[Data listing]
>>>>

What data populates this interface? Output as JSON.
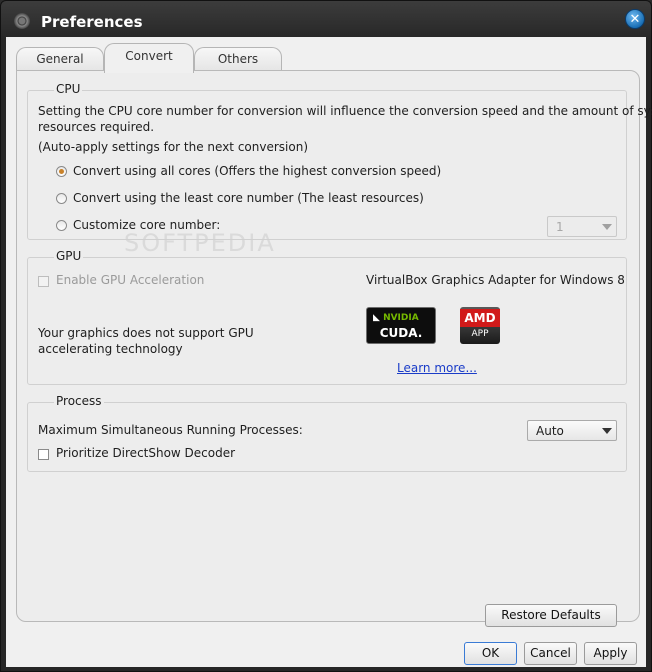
{
  "window": {
    "title": "Preferences",
    "close_glyph": "✕"
  },
  "tabs": [
    {
      "label": "General",
      "active": false
    },
    {
      "label": "Convert",
      "active": true
    },
    {
      "label": "Others",
      "active": false
    }
  ],
  "cpu": {
    "title": "CPU",
    "description_line1": "Setting the CPU core number for conversion will influence the conversion speed and the amount of system",
    "description_line2": "resources required.",
    "auto_apply_note": "(Auto-apply settings for the next conversion)",
    "options": [
      {
        "label": "Convert using all cores (Offers the highest conversion speed)",
        "checked": true
      },
      {
        "label": "Convert using the least core number (The least resources)",
        "checked": false
      },
      {
        "label": "Customize core number:",
        "checked": false
      }
    ],
    "core_number": {
      "value": "1",
      "enabled": false
    }
  },
  "gpu": {
    "title": "GPU",
    "enable_label": "Enable GPU Acceleration",
    "enable_checked": false,
    "adapter_name": "VirtualBox Graphics Adapter for Windows 8",
    "not_supported_line1": "Your graphics does not support GPU",
    "not_supported_line2": "accelerating technology",
    "nvidia_line1_brand": "NVIDIA",
    "nvidia_line2": "CUDA.",
    "amd_line1": "AMD",
    "amd_line2": "APP",
    "learn_more": "Learn more..."
  },
  "process": {
    "title": "Process",
    "max_label": "Maximum Simultaneous Running Processes:",
    "max_value": "Auto",
    "directshow_label": "Prioritize DirectShow Decoder",
    "directshow_checked": false
  },
  "watermark": "SOFTPEDIA",
  "buttons": {
    "restore": "Restore Defaults",
    "ok": "OK",
    "cancel": "Cancel",
    "apply": "Apply"
  },
  "colors": {
    "accent_radio": "#c9822a",
    "link": "#1a3cc8",
    "nvidia_green": "#76b900",
    "amd_red": "#d11a1a"
  }
}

<<<<

Request => Extract each line holding the string "conversion".

The result =>
    "description_line1": "Setting the CPU core number for conversion will influence the conversion speed and the amount of system",
    "auto_apply_note": "(Auto-apply settings for the next conversion)",
        "label": "Convert using all cores (Offers the highest conversion speed)",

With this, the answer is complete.